• **WRITTEN PROBLEM 1**: In the text on ocean sensing under sea ice, swap "mooring wire" for "mooring cable" and give the text again, starting at "Measurements from Moorings" and ending at "nation’s largest fisheries.".
• **WRITTEN PROBLEM 2**: Continue the text on ocean sensing under sea ice from its final sentence.
** BEGIN SOURCE TEXT **
Photo of the Prawler, or profiling crawler (foreground), which samples the water column as it traverses the mooring cable (orange). Photo credit: NOAA > High res figure |
Meeting the Challenges Posed by Sea Ice
Pop-up Floats
To obtain time series of bottom conditions through winter and also sample directly under the sea ice, a low-cost moored “pop-up” float was developed (Langis et al., 2018). It is hand-deployed from a ship and consists of a float with a sensor suite, an anchor, and a release. The sensor suite measures water temperature, pressure, photosynthetic active radiation, chlorophyll fluorescence, and tilt, and there is also a camera.
A pop-up float can be deployed from ships of opportunity by personnel with little or no specialized training, and these opportunistic deployments have been key to field testing. The float is designed to sit on the seafloor and record data for a year or longer. At a predetermined time, it releases its anchor and profiles the water column as it ascends. In an ice-covered environment, the float rises through the water column and comes to rest directly under the ice, where it can continue to sample in this unique environment for months. When the ice melts, the float surfaces and transmits its data back to the laboratory. The data collected via these floats have provided information on dense accumulations of ice-associated algae and their fate during ice melt (Stabeno et al., 2020). In the Bering Sea, pop-up floats are being used to increase the spatial coverage of bottom temperature necessary for mapping and modeling the cold pool (Hermann et al., 2023, in this issue).
Measurements from Moorings
Engineers at the NOAA Pacific Marine Environmental Laboratory (PMEL) developed a profiling crawler (Prawler) system for lab-wide global use. Paired with a surface mooring, the Prawler is a low-cost, wave-powered package that transverses along a mooring wire, collecting data from the surface to a depth of ~500 m (Osse et al., 2015). In the Bering Sea, the Prawler has generated high-resolution profiles of the water column for temperature, salinity, dissolved oxygen, chlorophyll fluorescence, and turbidity. These data are used to provide metrics that are incorporated into Ecosystem Status Reports for the North Pacific Fisheries Management Council. These reports are a source of vital information for managing some of the nation’s largest fisheries.
** END SOURCE TEXT **
** BEGIN RAW DATA **
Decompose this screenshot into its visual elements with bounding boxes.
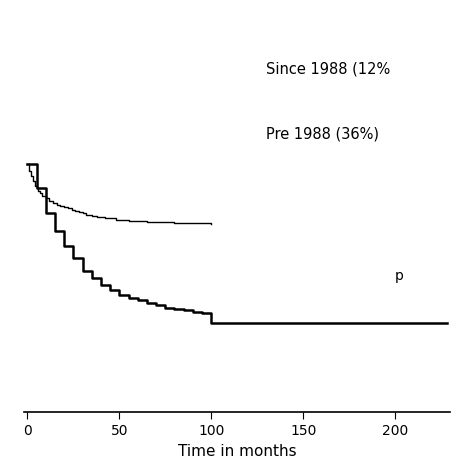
** END RAW DATA **
• **WRITTEN REPLY 1**:
Measurements from Moorings
Engineers at the NOAA Pacific Marine Environmental Laboratory (PMEL) developed a profiling crawler (Prawler) system for lab-wide global use. Paired with a surface mooring, the Prawler is a low-cost, wave-powered package that transverses along a mooring cable, collecting data from the surface to a depth of ~500 m (Osse et al., 2015). In the Bering Sea, the Prawler has generated high-resolution profiles of the water column for temperature, salinity, dissolved oxygen, chlorophyll fluorescence, and turbidity. These data are used to provide metrics that are incorporated into Ecosystem Status Reports for the North Pacific Fisheries Management Council. These reports are a source of vital information for managing some of the nation’s largest fisheries.

• **WRITTEN REPLY 2**:
Over the last several years, PMEL has developed an observing platform—the Refloatable Ice-SEnsing (RISE) float—that enables deployment of the Prawler in ice-dominated regions. The RISE float has two-way communication with the laboratory in order to transmit data collected by the Prawler as it profiles the water column during ice-free conditions. When sea ice arrives, instructions from the lab are given to sink the float. Then, upon ice retreat in spring, it refloats and the profiling resumes. Thus, the RISE mooring samples during the critical and difficult-to-observe spring and fall transitions.
Modernizing Communication
In the spring of 2023, EcoFOCI deployed the third generation of surface float design, the Telemetry, Electronics, and Logging of Oceanographic Sensors (TELOS) system. TELOS interfaces with the atmospheric and oceanic sensors on the moorings, collecting, storing, and transmitting these data in real time via satellite. The first tests of the data acquisition system occurred in 2019 with moorings deployed near Hawai‘i to support PMEL’s Global Tropical Moored Buoy Array and the Ocean Climate Stations programs. In the future, TELOS will be used at mooring M2 on the southeastern Bering Sea shelf, now in its twenty-ninth year, and at other high-latitude surface moorings.
Conclusion
The intra- and inter-lab partnership between EcoFOCI, ITAE, and the PMEL Engineering Development Division are improving NOAA’s observing assets with innovations that will enable better understanding of the rapid changes in the Arctic. The pop-up floats were developed to investigate under-ice productivity, and their use has expanded to include quantifying the seasonal evolution of bottom temperatures and fish habitat in critical areas of the Bering Sea. The Prawler provides high-resolution time series of stratification, air-sea interaction, primary production (Nielsen et al., 2023), and estimates of nutrient injection. TELOS data acquisition technology replaces obsolete components, offers full-resolution transmission of data in real time, and supports a variety of sensors measuring essential ocean variables. Together these innovations and observing assets bring EcoFOCI’s Arctic Observatory into the next generation to provide on demand data, with applicability beyond the US Arctic.